[Begin]
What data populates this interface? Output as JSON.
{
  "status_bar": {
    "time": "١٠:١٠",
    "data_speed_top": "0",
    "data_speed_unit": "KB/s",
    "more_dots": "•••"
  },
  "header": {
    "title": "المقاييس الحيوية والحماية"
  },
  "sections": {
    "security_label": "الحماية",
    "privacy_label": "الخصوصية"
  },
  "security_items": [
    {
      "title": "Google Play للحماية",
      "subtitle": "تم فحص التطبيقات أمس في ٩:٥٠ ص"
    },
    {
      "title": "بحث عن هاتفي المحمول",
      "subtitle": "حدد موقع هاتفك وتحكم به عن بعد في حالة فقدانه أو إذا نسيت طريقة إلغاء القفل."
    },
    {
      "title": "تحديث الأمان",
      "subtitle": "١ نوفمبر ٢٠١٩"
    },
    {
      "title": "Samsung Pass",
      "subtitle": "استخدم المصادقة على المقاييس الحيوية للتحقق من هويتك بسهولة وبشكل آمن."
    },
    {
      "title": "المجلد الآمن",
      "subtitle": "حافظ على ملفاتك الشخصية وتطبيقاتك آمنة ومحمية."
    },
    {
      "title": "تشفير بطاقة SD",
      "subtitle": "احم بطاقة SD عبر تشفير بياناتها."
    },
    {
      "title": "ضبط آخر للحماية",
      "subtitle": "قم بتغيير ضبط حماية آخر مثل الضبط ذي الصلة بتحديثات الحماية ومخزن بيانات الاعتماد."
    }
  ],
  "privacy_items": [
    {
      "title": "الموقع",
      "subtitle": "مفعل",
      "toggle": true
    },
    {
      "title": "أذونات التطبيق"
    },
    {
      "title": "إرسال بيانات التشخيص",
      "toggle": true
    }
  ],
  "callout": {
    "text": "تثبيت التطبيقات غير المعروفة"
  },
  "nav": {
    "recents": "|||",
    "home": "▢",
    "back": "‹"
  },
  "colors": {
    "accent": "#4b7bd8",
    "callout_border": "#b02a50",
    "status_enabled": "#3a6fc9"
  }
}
[End]
[Begin]
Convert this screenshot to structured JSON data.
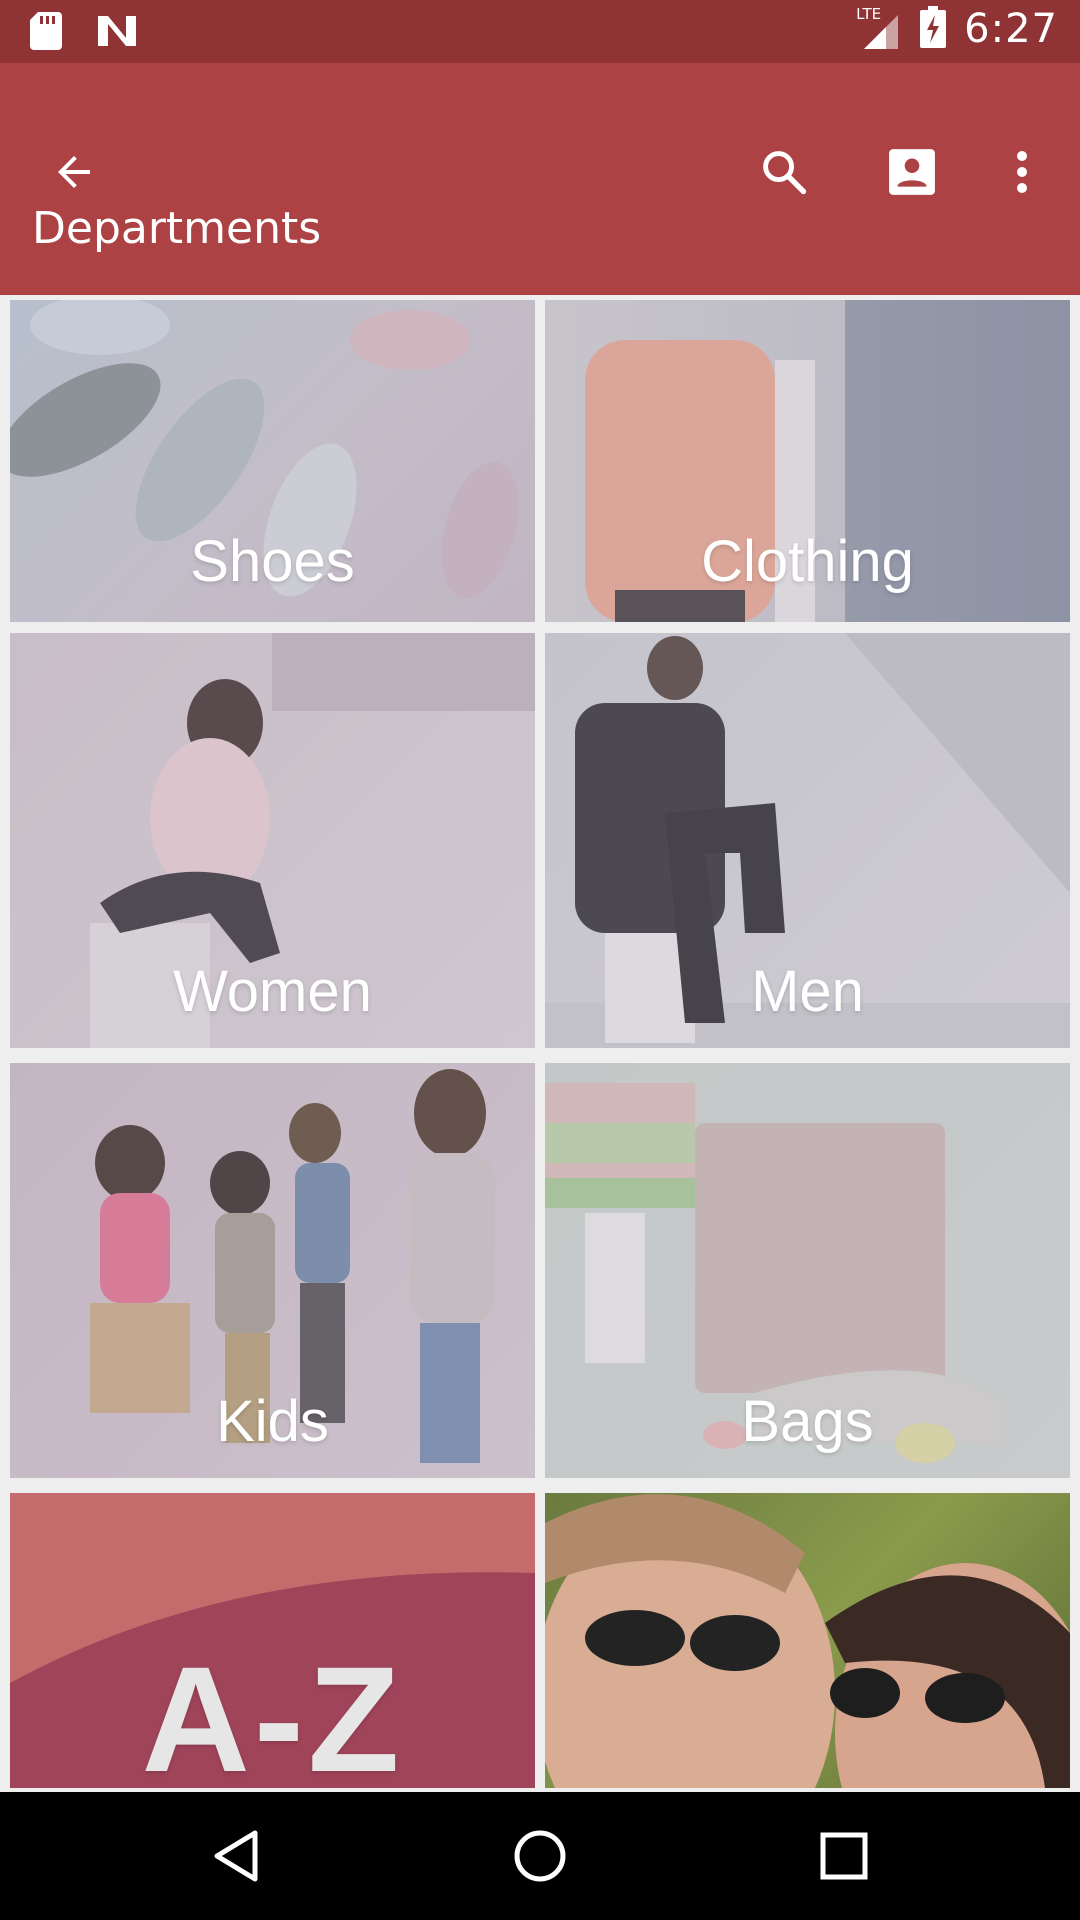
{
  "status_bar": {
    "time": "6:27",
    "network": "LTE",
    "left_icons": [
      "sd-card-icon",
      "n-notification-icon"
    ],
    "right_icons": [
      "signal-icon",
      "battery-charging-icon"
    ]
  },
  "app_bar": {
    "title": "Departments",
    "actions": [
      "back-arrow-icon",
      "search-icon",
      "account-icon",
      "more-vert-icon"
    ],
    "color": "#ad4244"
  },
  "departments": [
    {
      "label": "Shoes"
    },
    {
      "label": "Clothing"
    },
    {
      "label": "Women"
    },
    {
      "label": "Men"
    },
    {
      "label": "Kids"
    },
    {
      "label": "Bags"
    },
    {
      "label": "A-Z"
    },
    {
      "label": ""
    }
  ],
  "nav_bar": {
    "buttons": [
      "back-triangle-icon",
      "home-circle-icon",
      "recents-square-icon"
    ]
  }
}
[End]
Copy the lines from the entries above in which the word "الحيوية" appears.

_EXERCISE ANSWER_:
    "title": "المقاييس الحيوية والحماية"
      "subtitle": "استخدم المصادقة على المقاييس الحيوية للتحقق من هويتك بسهولة وبشكل آمن."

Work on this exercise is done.